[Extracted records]

┌────────

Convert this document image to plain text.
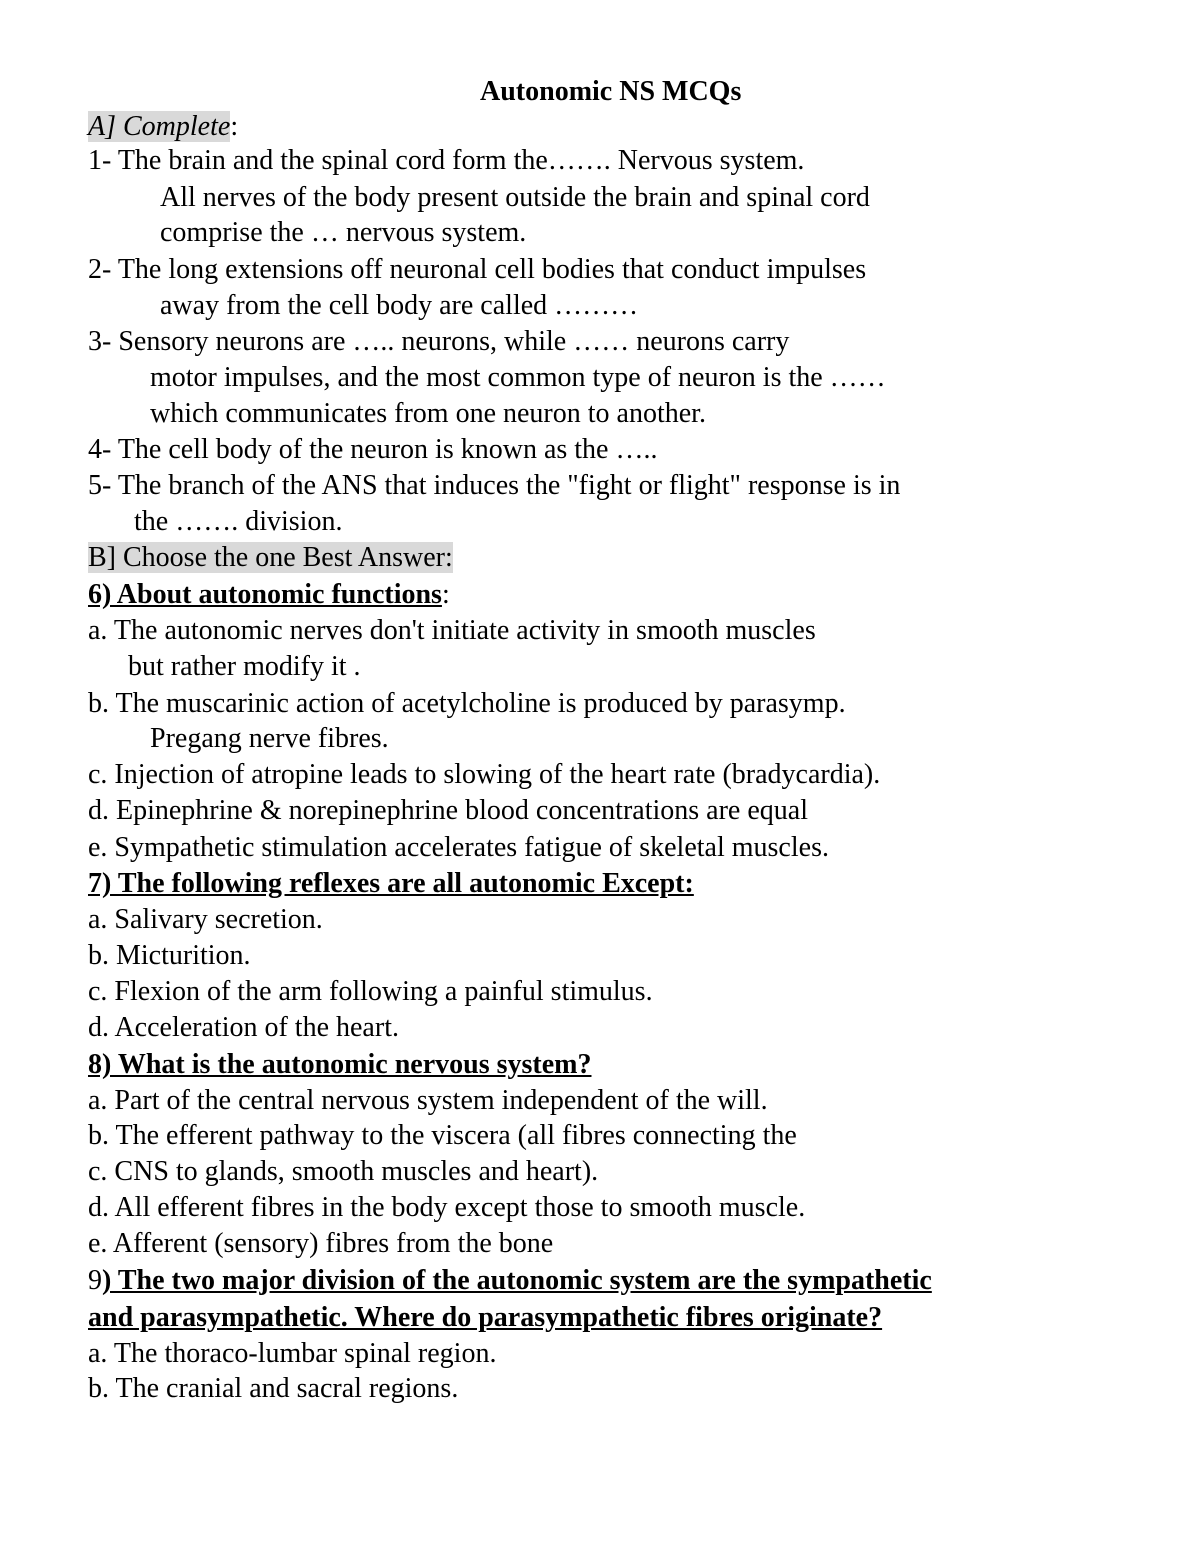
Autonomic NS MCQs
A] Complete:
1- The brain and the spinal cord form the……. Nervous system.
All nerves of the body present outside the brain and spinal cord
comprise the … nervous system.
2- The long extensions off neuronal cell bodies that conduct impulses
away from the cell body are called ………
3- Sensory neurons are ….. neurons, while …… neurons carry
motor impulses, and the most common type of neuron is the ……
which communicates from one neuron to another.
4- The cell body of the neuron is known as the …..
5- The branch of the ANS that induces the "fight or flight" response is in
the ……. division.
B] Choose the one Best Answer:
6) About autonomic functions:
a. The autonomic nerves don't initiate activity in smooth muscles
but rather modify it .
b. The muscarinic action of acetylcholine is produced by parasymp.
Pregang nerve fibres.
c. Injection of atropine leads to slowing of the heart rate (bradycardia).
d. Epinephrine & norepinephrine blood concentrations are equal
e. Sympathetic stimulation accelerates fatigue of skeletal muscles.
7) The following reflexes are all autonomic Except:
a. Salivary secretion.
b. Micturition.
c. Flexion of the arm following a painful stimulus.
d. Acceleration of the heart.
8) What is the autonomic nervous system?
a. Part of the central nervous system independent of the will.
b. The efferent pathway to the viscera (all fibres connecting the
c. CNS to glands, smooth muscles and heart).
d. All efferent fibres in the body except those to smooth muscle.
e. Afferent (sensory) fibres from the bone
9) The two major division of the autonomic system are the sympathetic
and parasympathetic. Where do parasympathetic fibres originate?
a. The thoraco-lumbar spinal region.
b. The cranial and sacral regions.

└────────

Omit the pictures and restate the rest of the records verbatim.

#### [SOLUTION TO THIS EXERCISE]
Convert this document image to plain text.
Autonomic NS MCQs
A] Complete:
1- The brain and the spinal cord form the……. Nervous system.
All nerves of the body present outside the brain and spinal cord
comprise the … nervous system.
2- The long extensions off neuronal cell bodies that conduct impulses
away from the cell body are called ………
3- Sensory neurons are ….. neurons, while …… neurons carry
motor impulses, and the most common type of neuron is the ……
which communicates from one neuron to another.
4- The cell body of the neuron is known as the …..
5- The branch of the ANS that induces the "fight or flight" response is in
the ……. division.
B] Choose the one Best Answer:
6) About autonomic functions:
a. The autonomic nerves don't initiate activity in smooth muscles
but rather modify it .
b. The muscarinic action of acetylcholine is produced by parasymp.
Pregang nerve fibres.
c. Injection of atropine leads to slowing of the heart rate (bradycardia).
d. Epinephrine & norepinephrine blood concentrations are equal
e. Sympathetic stimulation accelerates fatigue of skeletal muscles.
7) The following reflexes are all autonomic Except:
a. Salivary secretion.
b. Micturition.
c. Flexion of the arm following a painful stimulus.
d. Acceleration of the heart.
8) What is the autonomic nervous system?
a. Part of the central nervous system independent of the will.
b. The efferent pathway to the viscera (all fibres connecting the
c. CNS to glands, smooth muscles and heart).
d. All efferent fibres in the body except those to smooth muscle.
e. Afferent (sensory) fibres from the bone
9) The two major division of the autonomic system are the sympathetic
and parasympathetic. Where do parasympathetic fibres originate?
a. The thoraco-lumbar spinal region.
b. The cranial and sacral regions.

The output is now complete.